■ What you are asked to do: Read the records below and copy each line that contains "Tochtergeneration".

■ Supplied information:
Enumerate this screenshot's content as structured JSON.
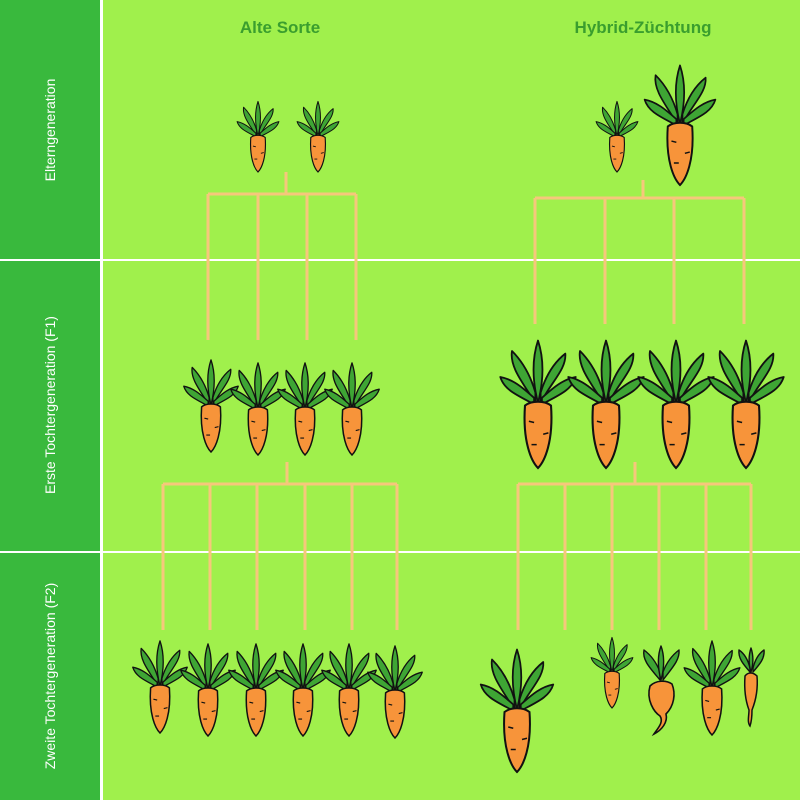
{
  "columns": {
    "old": {
      "title": "Alte Sorte"
    },
    "hybrid": {
      "title": "Hybrid-Züchtung"
    }
  },
  "rows": {
    "parents": {
      "label": "Elterngeneration"
    },
    "f1": {
      "label": "Erste Tochtergeneration (F1)"
    },
    "f2": {
      "label": "Zweite Tochtergeneration (F2)"
    }
  },
  "colors": {
    "background": "#a0f04c",
    "sidebar": "#39b93d",
    "title": "#3a9e2e",
    "connector": "#f6c77b",
    "carrot": "#f7943a",
    "leaves": "#3ea534",
    "outline": "#111111"
  },
  "icons": {
    "plant": "carrot-icon"
  }
}
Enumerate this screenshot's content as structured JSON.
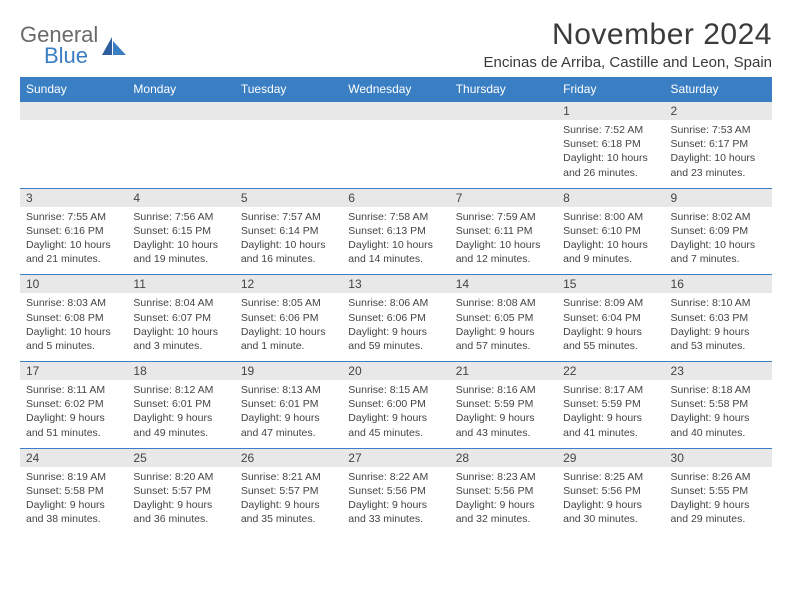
{
  "logo": {
    "word1": "General",
    "word2": "Blue",
    "text_color": "#6a6a6a",
    "blue_color": "#3a7fc4"
  },
  "header": {
    "month_title": "November 2024",
    "location": "Encinas de Arriba, Castille and Leon, Spain"
  },
  "calendar": {
    "header_bg": "#3a7fc4",
    "header_fg": "#ffffff",
    "date_row_bg": "#e8e8e8",
    "border_color": "#3a7fc4",
    "text_color": "#444444",
    "day_names": [
      "Sunday",
      "Monday",
      "Tuesday",
      "Wednesday",
      "Thursday",
      "Friday",
      "Saturday"
    ],
    "weeks": [
      {
        "dates": [
          "",
          "",
          "",
          "",
          "",
          "1",
          "2"
        ],
        "details": [
          "",
          "",
          "",
          "",
          "",
          "Sunrise: 7:52 AM\nSunset: 6:18 PM\nDaylight: 10 hours and 26 minutes.",
          "Sunrise: 7:53 AM\nSunset: 6:17 PM\nDaylight: 10 hours and 23 minutes."
        ]
      },
      {
        "dates": [
          "3",
          "4",
          "5",
          "6",
          "7",
          "8",
          "9"
        ],
        "details": [
          "Sunrise: 7:55 AM\nSunset: 6:16 PM\nDaylight: 10 hours and 21 minutes.",
          "Sunrise: 7:56 AM\nSunset: 6:15 PM\nDaylight: 10 hours and 19 minutes.",
          "Sunrise: 7:57 AM\nSunset: 6:14 PM\nDaylight: 10 hours and 16 minutes.",
          "Sunrise: 7:58 AM\nSunset: 6:13 PM\nDaylight: 10 hours and 14 minutes.",
          "Sunrise: 7:59 AM\nSunset: 6:11 PM\nDaylight: 10 hours and 12 minutes.",
          "Sunrise: 8:00 AM\nSunset: 6:10 PM\nDaylight: 10 hours and 9 minutes.",
          "Sunrise: 8:02 AM\nSunset: 6:09 PM\nDaylight: 10 hours and 7 minutes."
        ]
      },
      {
        "dates": [
          "10",
          "11",
          "12",
          "13",
          "14",
          "15",
          "16"
        ],
        "details": [
          "Sunrise: 8:03 AM\nSunset: 6:08 PM\nDaylight: 10 hours and 5 minutes.",
          "Sunrise: 8:04 AM\nSunset: 6:07 PM\nDaylight: 10 hours and 3 minutes.",
          "Sunrise: 8:05 AM\nSunset: 6:06 PM\nDaylight: 10 hours and 1 minute.",
          "Sunrise: 8:06 AM\nSunset: 6:06 PM\nDaylight: 9 hours and 59 minutes.",
          "Sunrise: 8:08 AM\nSunset: 6:05 PM\nDaylight: 9 hours and 57 minutes.",
          "Sunrise: 8:09 AM\nSunset: 6:04 PM\nDaylight: 9 hours and 55 minutes.",
          "Sunrise: 8:10 AM\nSunset: 6:03 PM\nDaylight: 9 hours and 53 minutes."
        ]
      },
      {
        "dates": [
          "17",
          "18",
          "19",
          "20",
          "21",
          "22",
          "23"
        ],
        "details": [
          "Sunrise: 8:11 AM\nSunset: 6:02 PM\nDaylight: 9 hours and 51 minutes.",
          "Sunrise: 8:12 AM\nSunset: 6:01 PM\nDaylight: 9 hours and 49 minutes.",
          "Sunrise: 8:13 AM\nSunset: 6:01 PM\nDaylight: 9 hours and 47 minutes.",
          "Sunrise: 8:15 AM\nSunset: 6:00 PM\nDaylight: 9 hours and 45 minutes.",
          "Sunrise: 8:16 AM\nSunset: 5:59 PM\nDaylight: 9 hours and 43 minutes.",
          "Sunrise: 8:17 AM\nSunset: 5:59 PM\nDaylight: 9 hours and 41 minutes.",
          "Sunrise: 8:18 AM\nSunset: 5:58 PM\nDaylight: 9 hours and 40 minutes."
        ]
      },
      {
        "dates": [
          "24",
          "25",
          "26",
          "27",
          "28",
          "29",
          "30"
        ],
        "details": [
          "Sunrise: 8:19 AM\nSunset: 5:58 PM\nDaylight: 9 hours and 38 minutes.",
          "Sunrise: 8:20 AM\nSunset: 5:57 PM\nDaylight: 9 hours and 36 minutes.",
          "Sunrise: 8:21 AM\nSunset: 5:57 PM\nDaylight: 9 hours and 35 minutes.",
          "Sunrise: 8:22 AM\nSunset: 5:56 PM\nDaylight: 9 hours and 33 minutes.",
          "Sunrise: 8:23 AM\nSunset: 5:56 PM\nDaylight: 9 hours and 32 minutes.",
          "Sunrise: 8:25 AM\nSunset: 5:56 PM\nDaylight: 9 hours and 30 minutes.",
          "Sunrise: 8:26 AM\nSunset: 5:55 PM\nDaylight: 9 hours and 29 minutes."
        ]
      }
    ]
  }
}
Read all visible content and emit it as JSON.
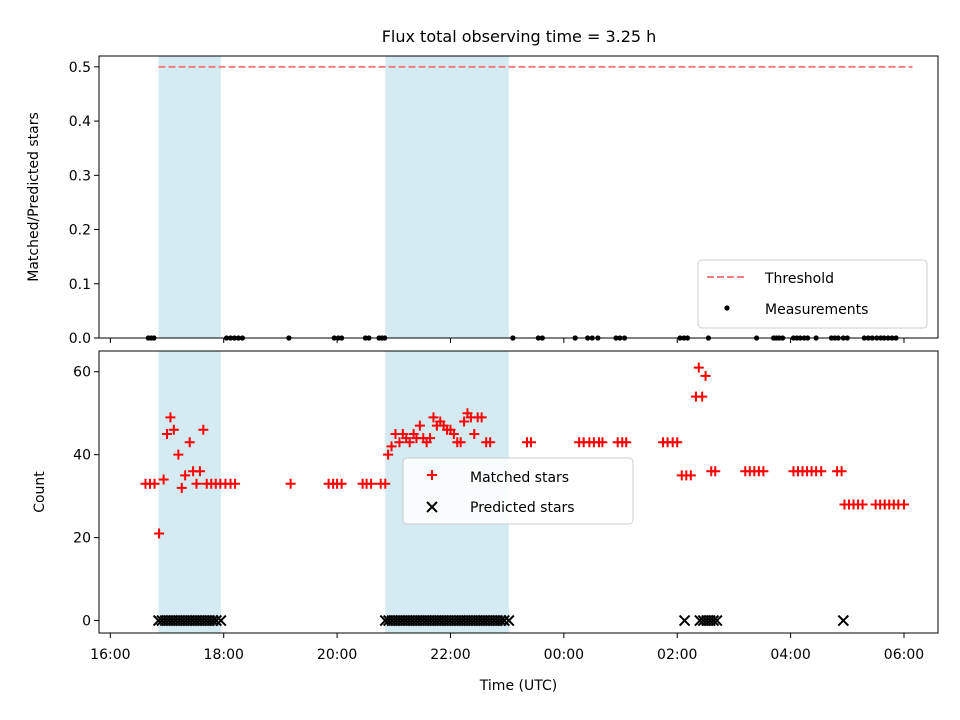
{
  "chart_data": [
    {
      "type": "scatter",
      "panel": "top",
      "title": "Flux total observing time = 3.25 h",
      "ylabel": "Matched/Predicted stars",
      "xlim": [
        -0.2,
        14.6
      ],
      "ylim": [
        0,
        0.52
      ],
      "yticks": [
        0,
        0.1,
        0.2,
        0.3,
        0.4,
        0.5
      ],
      "ytick_labels": [
        "0.0",
        "0.1",
        "0.2",
        "0.3",
        "0.4",
        "0.5"
      ],
      "xticks": [
        0,
        2,
        4,
        6,
        8,
        10,
        12,
        14
      ],
      "shaded_intervals": [
        [
          0.85,
          1.95
        ],
        [
          4.85,
          7.03
        ]
      ],
      "threshold": {
        "label": "Threshold",
        "value": 0.5,
        "x_range": [
          0.85,
          14.15
        ],
        "color": "#f08080"
      },
      "measurements": {
        "label": "Measurements",
        "x": [
          0.67,
          0.72,
          0.77,
          2.05,
          2.12,
          2.19,
          2.26,
          2.33,
          3.15,
          3.95,
          4.02,
          4.08,
          4.5,
          4.56,
          4.74,
          4.79,
          4.84,
          7.1,
          7.55,
          7.62,
          8.2,
          8.42,
          8.5,
          8.6,
          8.92,
          8.99,
          9.07,
          10.05,
          10.12,
          10.18,
          10.55,
          11.4,
          11.7,
          11.75,
          11.8,
          11.86,
          12.05,
          12.11,
          12.17,
          12.24,
          12.3,
          12.45,
          12.72,
          12.78,
          12.84,
          12.93,
          13.0,
          13.3,
          13.37,
          13.44,
          13.52,
          13.59,
          13.65,
          13.72,
          13.79,
          13.86
        ],
        "y_value": 0,
        "color": "#000000"
      },
      "legend": {
        "position": "lower right",
        "entries": [
          "Threshold",
          "Measurements"
        ]
      }
    },
    {
      "type": "scatter",
      "panel": "bottom",
      "xlabel": "Time (UTC)",
      "ylabel": "Count",
      "xlim": [
        -0.2,
        14.6
      ],
      "ylim": [
        -3,
        65
      ],
      "yticks": [
        0,
        20,
        40,
        60
      ],
      "ytick_labels": [
        "0",
        "20",
        "40",
        "60"
      ],
      "xticks": [
        0,
        2,
        4,
        6,
        8,
        10,
        12,
        14
      ],
      "xtick_labels": [
        "16:00",
        "18:00",
        "20:00",
        "22:00",
        "00:00",
        "02:00",
        "04:00",
        "06:00"
      ],
      "shaded_intervals": [
        [
          0.85,
          1.95
        ],
        [
          4.85,
          7.03
        ]
      ],
      "series": [
        {
          "name": "Matched stars",
          "marker": "+",
          "color": "#ff0000",
          "points": [
            [
              0.62,
              33
            ],
            [
              0.7,
              33
            ],
            [
              0.78,
              33
            ],
            [
              0.86,
              21
            ],
            [
              0.94,
              34
            ],
            [
              1.0,
              45
            ],
            [
              1.06,
              49
            ],
            [
              1.12,
              46
            ],
            [
              1.2,
              40
            ],
            [
              1.26,
              32
            ],
            [
              1.32,
              35
            ],
            [
              1.4,
              43
            ],
            [
              1.46,
              36
            ],
            [
              1.52,
              33
            ],
            [
              1.58,
              36
            ],
            [
              1.64,
              46
            ],
            [
              1.7,
              33
            ],
            [
              1.78,
              33
            ],
            [
              1.86,
              33
            ],
            [
              1.94,
              33
            ],
            [
              2.03,
              33
            ],
            [
              2.12,
              33
            ],
            [
              2.2,
              33
            ],
            [
              3.18,
              33
            ],
            [
              3.85,
              33
            ],
            [
              3.93,
              33
            ],
            [
              4.0,
              33
            ],
            [
              4.08,
              33
            ],
            [
              4.45,
              33
            ],
            [
              4.52,
              33
            ],
            [
              4.6,
              33
            ],
            [
              4.77,
              33
            ],
            [
              4.85,
              33
            ],
            [
              4.9,
              40
            ],
            [
              4.96,
              42
            ],
            [
              5.03,
              45
            ],
            [
              5.1,
              43
            ],
            [
              5.16,
              45
            ],
            [
              5.22,
              44
            ],
            [
              5.28,
              43
            ],
            [
              5.35,
              45
            ],
            [
              5.4,
              44
            ],
            [
              5.46,
              47
            ],
            [
              5.52,
              44
            ],
            [
              5.58,
              43
            ],
            [
              5.64,
              44
            ],
            [
              5.7,
              49
            ],
            [
              5.76,
              47
            ],
            [
              5.82,
              48
            ],
            [
              5.88,
              47
            ],
            [
              5.94,
              46
            ],
            [
              6.0,
              46
            ],
            [
              6.06,
              45
            ],
            [
              6.12,
              43
            ],
            [
              6.18,
              43
            ],
            [
              6.24,
              48
            ],
            [
              6.3,
              50
            ],
            [
              6.36,
              49
            ],
            [
              6.42,
              45
            ],
            [
              6.48,
              49
            ],
            [
              6.55,
              49
            ],
            [
              6.63,
              43
            ],
            [
              6.7,
              43
            ],
            [
              7.35,
              43
            ],
            [
              7.42,
              43
            ],
            [
              8.27,
              43
            ],
            [
              8.35,
              43
            ],
            [
              8.45,
              43
            ],
            [
              8.53,
              43
            ],
            [
              8.62,
              43
            ],
            [
              8.68,
              43
            ],
            [
              8.95,
              43
            ],
            [
              9.03,
              43
            ],
            [
              9.1,
              43
            ],
            [
              9.75,
              43
            ],
            [
              9.83,
              43
            ],
            [
              9.92,
              43
            ],
            [
              10.0,
              43
            ],
            [
              10.08,
              35
            ],
            [
              10.16,
              35
            ],
            [
              10.24,
              35
            ],
            [
              10.33,
              54
            ],
            [
              10.38,
              61
            ],
            [
              10.44,
              54
            ],
            [
              10.5,
              59
            ],
            [
              10.6,
              36
            ],
            [
              10.67,
              36
            ],
            [
              11.2,
              36
            ],
            [
              11.28,
              36
            ],
            [
              11.36,
              36
            ],
            [
              11.44,
              36
            ],
            [
              11.52,
              36
            ],
            [
              12.05,
              36
            ],
            [
              12.13,
              36
            ],
            [
              12.21,
              36
            ],
            [
              12.29,
              36
            ],
            [
              12.37,
              36
            ],
            [
              12.45,
              36
            ],
            [
              12.54,
              36
            ],
            [
              12.82,
              36
            ],
            [
              12.9,
              36
            ],
            [
              12.95,
              28
            ],
            [
              13.03,
              28
            ],
            [
              13.11,
              28
            ],
            [
              13.19,
              28
            ],
            [
              13.27,
              28
            ],
            [
              13.5,
              28
            ],
            [
              13.58,
              28
            ],
            [
              13.66,
              28
            ],
            [
              13.74,
              28
            ],
            [
              13.82,
              28
            ],
            [
              13.9,
              28
            ],
            [
              14.0,
              28
            ]
          ]
        },
        {
          "name": "Predicted stars",
          "marker": "x",
          "color": "#000000",
          "y_value": 0,
          "x": [
            0.85,
            0.91,
            0.97,
            1.03,
            1.09,
            1.15,
            1.21,
            1.27,
            1.33,
            1.39,
            1.45,
            1.51,
            1.57,
            1.63,
            1.69,
            1.75,
            1.81,
            1.87,
            1.95,
            4.85,
            4.91,
            4.97,
            5.03,
            5.09,
            5.15,
            5.21,
            5.27,
            5.33,
            5.39,
            5.45,
            5.51,
            5.57,
            5.63,
            5.69,
            5.75,
            5.81,
            5.87,
            5.93,
            5.99,
            6.05,
            6.11,
            6.17,
            6.23,
            6.29,
            6.35,
            6.41,
            6.47,
            6.53,
            6.59,
            6.65,
            6.71,
            6.77,
            6.83,
            6.89,
            6.95,
            7.03,
            10.13,
            10.4,
            10.46,
            10.52,
            10.58,
            10.64,
            10.7,
            12.93
          ]
        }
      ],
      "legend": {
        "position": "center",
        "entries": [
          "Matched stars",
          "Predicted stars"
        ]
      }
    }
  ]
}
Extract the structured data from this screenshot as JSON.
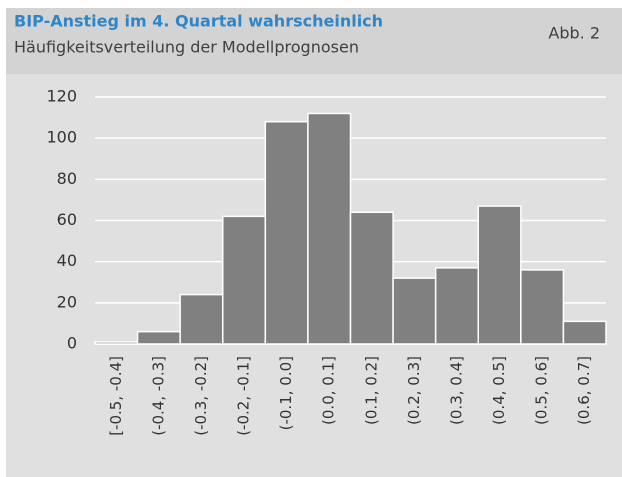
{
  "chart_data": {
    "type": "bar",
    "title": "BIP-Anstieg im 4. Quartal wahrscheinlich",
    "subtitle": "Häufigkeitsverteilung der Modellprognosen",
    "annotation": "Abb. 2",
    "categories": [
      "[-0.5, -0.4]",
      "(-0.4, -0.3]",
      "(-0.3, -0.2]",
      "(-0.2, -0.1]",
      "(-0.1, 0.0]",
      "(0.0, 0.1]",
      "(0.1, 0.2]",
      "(0.2, 0.3]",
      "(0.3, 0.4]",
      "(0.4, 0.5]",
      "(0.5, 0.6]",
      "(0.6, 0.7]"
    ],
    "values": [
      1,
      6,
      24,
      62,
      108,
      112,
      64,
      32,
      37,
      67,
      36,
      11
    ],
    "color": "#808080",
    "ylim": [
      0,
      120
    ],
    "yticks": [
      0,
      20,
      40,
      60,
      80,
      100,
      120
    ],
    "grid": true
  }
}
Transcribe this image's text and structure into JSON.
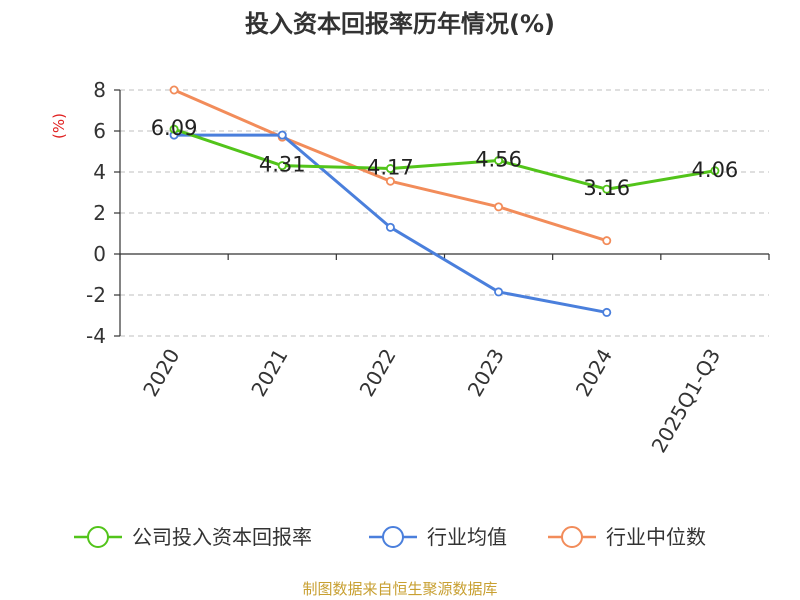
{
  "chart_data": {
    "type": "line",
    "title": "投入资本回报率历年情况(%)",
    "ylabel": "(%)",
    "xlabel": "",
    "categories": [
      "2020",
      "2021",
      "2022",
      "2023",
      "2024",
      "2025Q1-Q3"
    ],
    "ylim": [
      -4,
      8
    ],
    "yticks": [
      8,
      6,
      4,
      2,
      0,
      -2,
      -4
    ],
    "ytick_labels": [
      "8",
      "6",
      "4",
      "2",
      "0",
      "-2",
      "-4"
    ],
    "grid": true,
    "legend_position": "bottom",
    "series": [
      {
        "name": "公司投入资本回报率",
        "color": "#52c41a",
        "values": [
          6.09,
          4.31,
          4.17,
          4.56,
          3.16,
          4.06
        ],
        "data_labels": [
          "6.09",
          "4.31",
          "4.17",
          "4.56",
          "3.16",
          "4.06"
        ]
      },
      {
        "name": "行业均值",
        "color": "#4a7fdc",
        "values": [
          5.8,
          5.8,
          1.3,
          -1.85,
          -2.85,
          null
        ]
      },
      {
        "name": "行业中位数",
        "color": "#f28c5a",
        "values": [
          8.0,
          5.7,
          3.55,
          2.3,
          0.65,
          null
        ]
      }
    ],
    "source": "制图数据来自恒生聚源数据库",
    "label_color": "#e02020",
    "source_color": "#c8a032",
    "axis_color": "#333333",
    "grid_color": "#cccccc"
  }
}
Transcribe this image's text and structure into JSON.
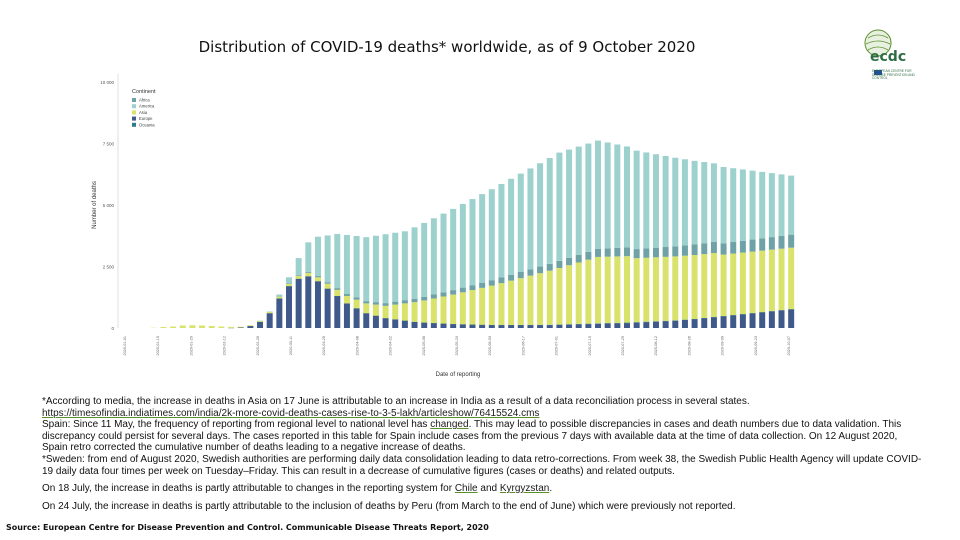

■ Answer below:
      "label": "Erste Tochtergeneration (F1)"
      "label": "Zweite Tochtergeneration (F2)"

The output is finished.